**Text excerpt**
*** Begin section ***

They would no longer be my friends. This happened to me many years ago when I had my first dd as I was 18 at the time they were out clubbing etc and no one would involve me in anything. It was hard but I accepted it for what it was. Better to get rid now as even if they began involving you again surely it would feel awkward. It’s better than wasting time on people who don’t respect you Flowers

OverByYer · 23/12/2019 21:47

YANBU OP, I would find this very hurtful. Assuming you wouldn’t go is not good enough, they should have invited you. I’d be looking for new friends. These ones are nasty

Thestrangestthing · 23/12/2019 21:49

That's mean of them. We're they friends before you met them though?

BellyButton85 · 23/12/2019 21:52

Sorry to be blunt but it seems they just don't like you

Garlicinyoursoul · 23/12/2019 21:54

I think they probably knew you’d be upset but didn’t care.

*** End section ***

Document layout analysis records:

*** Begin section ***

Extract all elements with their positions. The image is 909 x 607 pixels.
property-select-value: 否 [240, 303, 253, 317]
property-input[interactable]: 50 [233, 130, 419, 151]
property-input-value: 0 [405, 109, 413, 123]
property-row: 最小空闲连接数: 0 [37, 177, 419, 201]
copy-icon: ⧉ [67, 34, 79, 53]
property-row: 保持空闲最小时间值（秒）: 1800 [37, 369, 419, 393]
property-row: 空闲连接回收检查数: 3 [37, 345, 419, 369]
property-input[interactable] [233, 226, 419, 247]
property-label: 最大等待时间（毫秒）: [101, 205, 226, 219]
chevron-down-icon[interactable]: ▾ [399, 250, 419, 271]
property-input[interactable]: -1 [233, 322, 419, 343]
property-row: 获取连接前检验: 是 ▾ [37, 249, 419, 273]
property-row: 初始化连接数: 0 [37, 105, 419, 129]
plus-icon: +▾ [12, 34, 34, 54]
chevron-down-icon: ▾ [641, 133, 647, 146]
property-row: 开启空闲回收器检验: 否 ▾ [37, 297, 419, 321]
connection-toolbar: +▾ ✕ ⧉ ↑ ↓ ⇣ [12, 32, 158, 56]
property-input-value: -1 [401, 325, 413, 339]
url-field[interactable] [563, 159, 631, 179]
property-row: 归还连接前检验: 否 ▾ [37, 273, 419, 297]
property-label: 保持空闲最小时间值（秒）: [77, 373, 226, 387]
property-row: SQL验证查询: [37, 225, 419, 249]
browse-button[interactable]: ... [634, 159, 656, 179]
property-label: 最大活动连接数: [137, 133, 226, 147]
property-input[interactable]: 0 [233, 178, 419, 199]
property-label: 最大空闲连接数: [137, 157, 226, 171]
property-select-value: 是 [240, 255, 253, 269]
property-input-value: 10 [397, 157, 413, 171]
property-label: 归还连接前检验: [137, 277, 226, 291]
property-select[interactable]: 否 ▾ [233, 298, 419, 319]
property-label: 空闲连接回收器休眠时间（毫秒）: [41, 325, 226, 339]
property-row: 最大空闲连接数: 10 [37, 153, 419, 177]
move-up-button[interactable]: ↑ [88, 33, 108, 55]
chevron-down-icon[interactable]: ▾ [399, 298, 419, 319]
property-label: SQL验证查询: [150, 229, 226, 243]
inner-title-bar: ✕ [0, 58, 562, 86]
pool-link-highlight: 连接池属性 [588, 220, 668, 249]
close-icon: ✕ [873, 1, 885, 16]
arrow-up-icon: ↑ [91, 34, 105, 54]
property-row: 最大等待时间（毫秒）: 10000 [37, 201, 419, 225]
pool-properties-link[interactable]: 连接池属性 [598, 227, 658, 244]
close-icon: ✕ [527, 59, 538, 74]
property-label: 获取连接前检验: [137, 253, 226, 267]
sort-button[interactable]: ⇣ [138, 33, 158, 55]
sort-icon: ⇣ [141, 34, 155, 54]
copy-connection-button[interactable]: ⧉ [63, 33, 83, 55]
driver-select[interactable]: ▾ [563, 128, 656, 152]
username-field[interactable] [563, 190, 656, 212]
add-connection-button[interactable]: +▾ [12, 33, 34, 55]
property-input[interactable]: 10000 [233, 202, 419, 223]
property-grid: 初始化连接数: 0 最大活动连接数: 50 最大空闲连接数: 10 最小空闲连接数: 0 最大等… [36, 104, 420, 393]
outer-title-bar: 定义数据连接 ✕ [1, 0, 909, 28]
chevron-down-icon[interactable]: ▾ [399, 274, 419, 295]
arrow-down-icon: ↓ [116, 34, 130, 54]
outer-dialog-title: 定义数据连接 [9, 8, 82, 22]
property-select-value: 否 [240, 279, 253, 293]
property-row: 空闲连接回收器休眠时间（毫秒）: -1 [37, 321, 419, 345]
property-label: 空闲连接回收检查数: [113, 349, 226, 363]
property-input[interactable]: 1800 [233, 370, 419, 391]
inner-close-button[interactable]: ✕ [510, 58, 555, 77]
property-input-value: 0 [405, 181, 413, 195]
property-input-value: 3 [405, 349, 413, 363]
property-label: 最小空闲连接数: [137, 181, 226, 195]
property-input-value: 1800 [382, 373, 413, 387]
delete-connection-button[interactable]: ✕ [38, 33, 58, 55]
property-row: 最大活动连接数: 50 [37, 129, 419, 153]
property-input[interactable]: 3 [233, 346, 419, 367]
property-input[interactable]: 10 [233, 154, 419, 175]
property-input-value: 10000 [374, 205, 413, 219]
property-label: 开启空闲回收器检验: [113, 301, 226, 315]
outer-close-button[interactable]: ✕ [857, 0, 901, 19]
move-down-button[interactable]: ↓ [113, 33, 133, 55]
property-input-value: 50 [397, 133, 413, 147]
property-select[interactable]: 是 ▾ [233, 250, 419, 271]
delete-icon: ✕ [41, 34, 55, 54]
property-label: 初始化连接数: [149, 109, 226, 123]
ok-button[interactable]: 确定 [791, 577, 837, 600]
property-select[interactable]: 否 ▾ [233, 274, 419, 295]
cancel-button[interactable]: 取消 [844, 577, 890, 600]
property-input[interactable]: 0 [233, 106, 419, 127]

*** End section ***

**Exercise tasks**
1. Answer these questions about the forum thread:
(a) How old was the writer of the first post when they had their first dd?
(b) According to the post containing "I'd be looking for new friends," what should the friends have done instead of assuming the original poster wouldn't go?
(c) What does the post beginning "That's mean of them" ask?
2. In the forum thread, why does the first post say it is better to get rid of the friends now?
These records have no connection to the forum thread.

**Solutions per task**
1.
(a) 18.
(b) They should have invited the original poster.
(c) It asks whether they were friends before the original poster met them.

2. Even if the friends began involving the original poster again, it would probably feel awkward. The post also says this is better than wasting time on people who don't respect the original poster.